Extracted entries —
-*-*-
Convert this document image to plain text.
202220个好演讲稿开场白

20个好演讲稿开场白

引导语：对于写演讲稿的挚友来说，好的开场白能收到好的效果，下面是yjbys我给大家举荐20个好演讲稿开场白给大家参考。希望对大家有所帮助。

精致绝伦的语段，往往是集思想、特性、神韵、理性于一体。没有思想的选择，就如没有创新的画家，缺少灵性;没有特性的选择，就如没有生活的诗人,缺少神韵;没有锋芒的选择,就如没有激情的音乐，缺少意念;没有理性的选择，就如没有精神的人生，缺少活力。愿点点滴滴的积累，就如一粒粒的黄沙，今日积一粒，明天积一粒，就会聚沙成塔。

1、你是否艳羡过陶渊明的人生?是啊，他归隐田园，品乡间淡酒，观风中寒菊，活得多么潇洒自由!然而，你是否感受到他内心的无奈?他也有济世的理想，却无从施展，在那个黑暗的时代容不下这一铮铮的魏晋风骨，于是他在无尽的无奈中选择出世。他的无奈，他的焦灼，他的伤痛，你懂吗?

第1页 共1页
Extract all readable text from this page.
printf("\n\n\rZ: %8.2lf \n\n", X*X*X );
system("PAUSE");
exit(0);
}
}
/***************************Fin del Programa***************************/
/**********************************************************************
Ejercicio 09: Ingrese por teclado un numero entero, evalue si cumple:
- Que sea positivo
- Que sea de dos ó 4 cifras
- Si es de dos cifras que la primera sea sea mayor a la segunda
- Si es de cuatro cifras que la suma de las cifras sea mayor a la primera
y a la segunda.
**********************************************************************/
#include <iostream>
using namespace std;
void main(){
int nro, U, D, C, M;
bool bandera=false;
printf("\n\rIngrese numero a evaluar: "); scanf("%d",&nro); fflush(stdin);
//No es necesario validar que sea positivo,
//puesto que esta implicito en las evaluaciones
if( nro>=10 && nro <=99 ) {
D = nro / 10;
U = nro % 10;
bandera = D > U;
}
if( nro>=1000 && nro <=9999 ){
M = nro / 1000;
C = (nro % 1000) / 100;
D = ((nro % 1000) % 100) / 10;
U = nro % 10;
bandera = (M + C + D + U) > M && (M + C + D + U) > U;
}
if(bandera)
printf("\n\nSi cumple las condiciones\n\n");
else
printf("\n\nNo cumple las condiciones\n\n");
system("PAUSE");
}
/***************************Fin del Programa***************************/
-*-*-
Stated problem — Repeat, without changes, every line from the one that contains "Extract all readable text from this page." through the final line of the data.

Final result —
Extract all readable text from this page.
printf("\n\n\rZ: %8.2lf \n\n", X*X*X );
system("PAUSE");
exit(0);
}
}
/***************************Fin del Programa***************************/
/**********************************************************************
Ejercicio 09: Ingrese por teclado un numero entero, evalue si cumple:
- Que sea positivo
- Que sea de dos ó 4 cifras
- Si es de dos cifras que la primera sea sea mayor a la segunda
- Si es de cuatro cifras que la suma de las cifras sea mayor a la primera
y a la segunda.
**********************************************************************/
#include <iostream>
using namespace std;
void main(){
int nro, U, D, C, M;
bool bandera=false;
printf("\n\rIngrese numero a evaluar: "); scanf("%d",&nro); fflush(stdin);
//No es necesario validar que sea positivo,
//puesto que esta implicito en las evaluaciones
if( nro>=10 && nro <=99 ) {
D = nro / 10;
U = nro % 10;
bandera = D > U;
}
if( nro>=1000 && nro <=9999 ){
M = nro / 1000;
C = (nro % 1000) / 100;
D = ((nro % 1000) % 100) / 10;
U = nro % 10;
bandera = (M + C + D + U) > M && (M + C + D + U) > U;
}
if(bandera)
printf("\n\nSi cumple las condiciones\n\n");
else
printf("\n\nNo cumple las condiciones\n\n");
system("PAUSE");
}
/***************************Fin del Programa***************************/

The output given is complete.